---- Provided entries

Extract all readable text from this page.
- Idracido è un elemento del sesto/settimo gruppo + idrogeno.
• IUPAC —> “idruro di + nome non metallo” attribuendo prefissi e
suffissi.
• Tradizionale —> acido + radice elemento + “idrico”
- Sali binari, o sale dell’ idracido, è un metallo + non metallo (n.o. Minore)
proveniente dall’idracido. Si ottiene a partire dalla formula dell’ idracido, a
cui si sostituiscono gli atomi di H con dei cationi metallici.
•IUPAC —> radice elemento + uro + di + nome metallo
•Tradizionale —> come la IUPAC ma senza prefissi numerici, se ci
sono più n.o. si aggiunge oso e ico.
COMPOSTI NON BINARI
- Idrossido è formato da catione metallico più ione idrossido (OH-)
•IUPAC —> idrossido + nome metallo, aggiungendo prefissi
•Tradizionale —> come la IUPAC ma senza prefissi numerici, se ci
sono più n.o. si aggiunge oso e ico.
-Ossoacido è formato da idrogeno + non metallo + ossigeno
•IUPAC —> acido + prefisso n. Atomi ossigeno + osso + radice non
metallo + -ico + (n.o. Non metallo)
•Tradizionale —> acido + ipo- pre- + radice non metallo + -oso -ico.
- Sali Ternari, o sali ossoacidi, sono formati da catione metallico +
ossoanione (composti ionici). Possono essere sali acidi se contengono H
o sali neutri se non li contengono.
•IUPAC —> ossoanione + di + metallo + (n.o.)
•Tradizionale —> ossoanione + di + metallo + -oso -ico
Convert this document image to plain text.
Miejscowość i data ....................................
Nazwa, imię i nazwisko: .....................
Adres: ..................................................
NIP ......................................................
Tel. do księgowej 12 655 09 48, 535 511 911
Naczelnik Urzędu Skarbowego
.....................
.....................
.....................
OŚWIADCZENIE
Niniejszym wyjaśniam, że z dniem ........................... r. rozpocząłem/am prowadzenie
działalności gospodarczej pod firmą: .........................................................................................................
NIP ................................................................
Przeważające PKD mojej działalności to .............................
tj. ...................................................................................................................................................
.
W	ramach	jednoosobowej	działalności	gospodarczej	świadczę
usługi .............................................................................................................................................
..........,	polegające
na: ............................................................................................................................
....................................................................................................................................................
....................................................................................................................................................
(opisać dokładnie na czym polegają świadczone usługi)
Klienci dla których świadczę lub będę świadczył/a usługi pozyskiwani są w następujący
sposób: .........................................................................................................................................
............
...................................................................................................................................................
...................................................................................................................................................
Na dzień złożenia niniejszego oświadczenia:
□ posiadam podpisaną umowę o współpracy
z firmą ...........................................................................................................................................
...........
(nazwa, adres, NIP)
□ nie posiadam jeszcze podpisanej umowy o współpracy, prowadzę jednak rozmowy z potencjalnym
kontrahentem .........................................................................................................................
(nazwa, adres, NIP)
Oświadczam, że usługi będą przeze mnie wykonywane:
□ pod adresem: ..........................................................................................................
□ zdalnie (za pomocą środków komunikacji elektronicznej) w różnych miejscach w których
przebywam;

--------

**What is needed**
Exactly reproduce every line of the records.

**Solution for this problem**
Extract all readable text from this page.
- Idracido è un elemento del sesto/settimo gruppo + idrogeno.
• IUPAC —> “idruro di + nome non metallo” attribuendo prefissi e
suffissi.
• Tradizionale —> acido + radice elemento + “idrico”
- Sali binari, o sale dell’ idracido, è un metallo + non metallo (n.o. Minore)
proveniente dall’idracido. Si ottiene a partire dalla formula dell’ idracido, a
cui si sostituiscono gli atomi di H con dei cationi metallici.
•IUPAC —> radice elemento + uro + di + nome metallo
•Tradizionale —> come la IUPAC ma senza prefissi numerici, se ci
sono più n.o. si aggiunge oso e ico.
COMPOSTI NON BINARI
- Idrossido è formato da catione metallico più ione idrossido (OH-)
•IUPAC —> idrossido + nome metallo, aggiungendo prefissi
•Tradizionale —> come la IUPAC ma senza prefissi numerici, se ci
sono più n.o. si aggiunge oso e ico.
-Ossoacido è formato da idrogeno + non metallo + ossigeno
•IUPAC —> acido + prefisso n. Atomi ossigeno + osso + radice non
metallo + -ico + (n.o. Non metallo)
•Tradizionale —> acido + ipo- pre- + radice non metallo + -oso -ico.
- Sali Ternari, o sali ossoacidi, sono formati da catione metallico +
ossoanione (composti ionici). Possono essere sali acidi se contengono H
o sali neutri se non li contengono.
•IUPAC —> ossoanione + di + metallo + (n.o.)
•Tradizionale —> ossoanione + di + metallo + -oso -ico
Convert this document image to plain text.
Miejscowość i data ....................................
Nazwa, imię i nazwisko: .....................
Adres: ..................................................
NIP ......................................................
Tel. do księgowej 12 655 09 48, 535 511 911
Naczelnik Urzędu Skarbowego
.....................
.....................
.....................
OŚWIADCZENIE
Niniejszym wyjaśniam, że z dniem ........................... r. rozpocząłem/am prowadzenie
działalności gospodarczej pod firmą: .........................................................................................................
NIP ................................................................
Przeważające PKD mojej działalności to .............................
tj. ...................................................................................................................................................
.
W	ramach	jednoosobowej	działalności	gospodarczej	świadczę
usługi .............................................................................................................................................
..........,	polegające
na: ............................................................................................................................
....................................................................................................................................................
....................................................................................................................................................
(opisać dokładnie na czym polegają świadczone usługi)
Klienci dla których świadczę lub będę świadczył/a usługi pozyskiwani są w następujący
sposób: .........................................................................................................................................
............
...................................................................................................................................................
...................................................................................................................................................
Na dzień złożenia niniejszego oświadczenia:
□ posiadam podpisaną umowę o współpracy
z firmą ...........................................................................................................................................
...........
(nazwa, adres, NIP)
□ nie posiadam jeszcze podpisanej umowy o współpracy, prowadzę jednak rozmowy z potencjalnym
kontrahentem .........................................................................................................................
(nazwa, adres, NIP)
Oświadczam, że usługi będą przeze mnie wykonywane:
□ pod adresem: ..........................................................................................................
□ zdalnie (za pomocą środków komunikacji elektronicznej) w różnych miejscach w których
przebywam;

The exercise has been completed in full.